#### WORK TO COMPLETE:
Reproduce the entire listing below word for word, from its first line to its last.

··· INPUT FOR THIS TASK

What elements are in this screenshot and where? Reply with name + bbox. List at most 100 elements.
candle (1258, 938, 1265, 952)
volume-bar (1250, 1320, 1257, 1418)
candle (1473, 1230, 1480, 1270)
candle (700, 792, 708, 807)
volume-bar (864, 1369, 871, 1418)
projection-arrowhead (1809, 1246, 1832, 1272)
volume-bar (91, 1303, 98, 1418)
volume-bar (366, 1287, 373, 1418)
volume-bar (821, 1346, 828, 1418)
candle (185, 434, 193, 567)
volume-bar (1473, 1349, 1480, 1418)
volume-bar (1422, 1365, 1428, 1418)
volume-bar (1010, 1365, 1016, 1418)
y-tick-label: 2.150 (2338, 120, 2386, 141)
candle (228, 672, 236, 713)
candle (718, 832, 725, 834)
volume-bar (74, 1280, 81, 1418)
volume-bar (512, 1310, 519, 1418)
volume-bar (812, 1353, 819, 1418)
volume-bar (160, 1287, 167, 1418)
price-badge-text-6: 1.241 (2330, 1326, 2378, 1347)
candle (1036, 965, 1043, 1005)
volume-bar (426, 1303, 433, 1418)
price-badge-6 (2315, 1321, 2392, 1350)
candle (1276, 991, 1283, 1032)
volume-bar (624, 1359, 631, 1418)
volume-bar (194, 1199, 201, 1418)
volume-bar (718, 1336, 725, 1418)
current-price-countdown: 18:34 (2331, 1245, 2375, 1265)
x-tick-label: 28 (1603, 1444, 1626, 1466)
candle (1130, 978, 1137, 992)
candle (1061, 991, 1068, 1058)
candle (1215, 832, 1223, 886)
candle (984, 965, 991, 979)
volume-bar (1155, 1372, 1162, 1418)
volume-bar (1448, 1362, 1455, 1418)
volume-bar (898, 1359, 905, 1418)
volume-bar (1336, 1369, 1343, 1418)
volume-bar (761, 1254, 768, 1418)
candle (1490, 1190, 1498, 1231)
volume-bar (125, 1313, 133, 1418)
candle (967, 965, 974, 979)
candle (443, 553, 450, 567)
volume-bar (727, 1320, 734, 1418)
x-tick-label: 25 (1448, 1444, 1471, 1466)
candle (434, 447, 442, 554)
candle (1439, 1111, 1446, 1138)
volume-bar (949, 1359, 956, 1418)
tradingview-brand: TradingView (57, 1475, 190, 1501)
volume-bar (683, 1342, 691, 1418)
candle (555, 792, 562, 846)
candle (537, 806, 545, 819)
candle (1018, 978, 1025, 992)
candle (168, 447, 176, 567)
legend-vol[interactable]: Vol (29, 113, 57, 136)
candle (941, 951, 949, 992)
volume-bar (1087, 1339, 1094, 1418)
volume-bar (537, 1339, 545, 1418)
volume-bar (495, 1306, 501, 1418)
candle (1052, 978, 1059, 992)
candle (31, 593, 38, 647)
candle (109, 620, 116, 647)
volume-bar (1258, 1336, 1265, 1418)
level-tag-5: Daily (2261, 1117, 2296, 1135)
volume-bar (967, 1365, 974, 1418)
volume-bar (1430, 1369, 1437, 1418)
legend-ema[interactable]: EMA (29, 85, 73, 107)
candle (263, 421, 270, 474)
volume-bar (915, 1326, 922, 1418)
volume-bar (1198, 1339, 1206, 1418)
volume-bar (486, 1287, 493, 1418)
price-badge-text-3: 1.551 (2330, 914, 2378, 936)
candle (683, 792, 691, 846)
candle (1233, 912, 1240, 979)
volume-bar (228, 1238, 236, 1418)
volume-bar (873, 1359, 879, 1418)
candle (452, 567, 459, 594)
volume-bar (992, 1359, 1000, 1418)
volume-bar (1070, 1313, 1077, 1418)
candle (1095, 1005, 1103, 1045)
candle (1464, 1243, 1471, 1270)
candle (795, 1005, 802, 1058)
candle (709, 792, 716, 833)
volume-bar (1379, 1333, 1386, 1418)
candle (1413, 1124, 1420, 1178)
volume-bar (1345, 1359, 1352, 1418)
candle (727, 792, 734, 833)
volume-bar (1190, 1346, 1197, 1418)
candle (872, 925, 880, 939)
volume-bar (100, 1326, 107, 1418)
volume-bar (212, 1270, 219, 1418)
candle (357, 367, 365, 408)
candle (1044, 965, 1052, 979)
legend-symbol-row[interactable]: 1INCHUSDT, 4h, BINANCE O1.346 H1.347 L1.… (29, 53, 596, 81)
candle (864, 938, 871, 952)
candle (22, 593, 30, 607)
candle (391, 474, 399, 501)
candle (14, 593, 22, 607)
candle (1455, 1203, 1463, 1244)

······

#### FULL OUTPUT:
What elements are in this screenshot and where? Reply with name + bbox. List at most 100 elements.
candle (1258, 938, 1265, 952)
volume-bar (1250, 1320, 1257, 1418)
candle (1473, 1230, 1480, 1270)
candle (700, 792, 708, 807)
volume-bar (864, 1369, 871, 1418)
projection-arrowhead (1809, 1246, 1832, 1272)
volume-bar (91, 1303, 98, 1418)
volume-bar (366, 1287, 373, 1418)
volume-bar (821, 1346, 828, 1418)
candle (185, 434, 193, 567)
volume-bar (1473, 1349, 1480, 1418)
volume-bar (1422, 1365, 1428, 1418)
volume-bar (1010, 1365, 1016, 1418)
y-tick-label: 2.150 (2338, 120, 2386, 141)
candle (228, 672, 236, 713)
candle (718, 832, 725, 834)
volume-bar (74, 1280, 81, 1418)
volume-bar (512, 1310, 519, 1418)
volume-bar (812, 1353, 819, 1418)
volume-bar (160, 1287, 167, 1418)
price-badge-text-6: 1.241 (2330, 1326, 2378, 1347)
candle (1036, 965, 1043, 1005)
volume-bar (426, 1303, 433, 1418)
price-badge-6 (2315, 1321, 2392, 1350)
candle (1276, 991, 1283, 1032)
volume-bar (624, 1359, 631, 1418)
volume-bar (194, 1199, 201, 1418)
volume-bar (718, 1336, 725, 1418)
current-price-countdown: 18:34 (2331, 1245, 2375, 1265)
x-tick-label: 28 (1603, 1444, 1626, 1466)
candle (1130, 978, 1137, 992)
candle (1061, 991, 1068, 1058)
candle (1215, 832, 1223, 886)
candle (984, 965, 991, 979)
volume-bar (1155, 1372, 1162, 1418)
volume-bar (1448, 1362, 1455, 1418)
volume-bar (898, 1359, 905, 1418)
volume-bar (1336, 1369, 1343, 1418)
volume-bar (761, 1254, 768, 1418)
candle (1490, 1190, 1498, 1231)
volume-bar (125, 1313, 133, 1418)
candle (967, 965, 974, 979)
candle (443, 553, 450, 567)
volume-bar (727, 1320, 734, 1418)
x-tick-label: 25 (1448, 1444, 1471, 1466)
candle (434, 447, 442, 554)
candle (1439, 1111, 1446, 1138)
volume-bar (949, 1359, 956, 1418)
tradingview-brand: TradingView (57, 1475, 190, 1501)
volume-bar (683, 1342, 691, 1418)
candle (555, 792, 562, 846)
candle (537, 806, 545, 819)
candle (1018, 978, 1025, 992)
candle (168, 447, 176, 567)
legend-vol[interactable]: Vol (29, 113, 57, 136)
candle (941, 951, 949, 992)
volume-bar (1087, 1339, 1094, 1418)
volume-bar (537, 1339, 545, 1418)
volume-bar (495, 1306, 501, 1418)
candle (1052, 978, 1059, 992)
candle (31, 593, 38, 647)
candle (109, 620, 116, 647)
volume-bar (1258, 1336, 1265, 1418)
level-tag-5: Daily (2261, 1117, 2296, 1135)
volume-bar (967, 1365, 974, 1418)
volume-bar (1430, 1369, 1437, 1418)
legend-ema[interactable]: EMA (29, 85, 73, 107)
candle (263, 421, 270, 474)
volume-bar (915, 1326, 922, 1418)
volume-bar (1198, 1339, 1206, 1418)
volume-bar (486, 1287, 493, 1418)
price-badge-text-3: 1.551 (2330, 914, 2378, 936)
candle (683, 792, 691, 846)
candle (1233, 912, 1240, 979)
volume-bar (228, 1238, 236, 1418)
volume-bar (873, 1359, 879, 1418)
candle (452, 567, 459, 594)
volume-bar (992, 1359, 1000, 1418)
volume-bar (1070, 1313, 1077, 1418)
candle (1095, 1005, 1103, 1045)
candle (1464, 1243, 1471, 1270)
candle (795, 1005, 802, 1058)
candle (709, 792, 716, 833)
volume-bar (1379, 1333, 1386, 1418)
candle (1413, 1124, 1420, 1178)
volume-bar (1345, 1359, 1352, 1418)
candle (727, 792, 734, 833)
volume-bar (1190, 1346, 1197, 1418)
candle (872, 925, 880, 939)
volume-bar (100, 1326, 107, 1418)
volume-bar (212, 1270, 219, 1418)
candle (357, 367, 365, 408)
candle (1044, 965, 1052, 979)
legend-symbol-row[interactable]: 1INCHUSDT, 4h, BINANCE O1.346 H1.347 L1.… (29, 53, 596, 81)
candle (864, 938, 871, 952)
candle (22, 593, 30, 607)
candle (391, 474, 399, 501)
candle (14, 593, 22, 607)
candle (1455, 1203, 1463, 1244)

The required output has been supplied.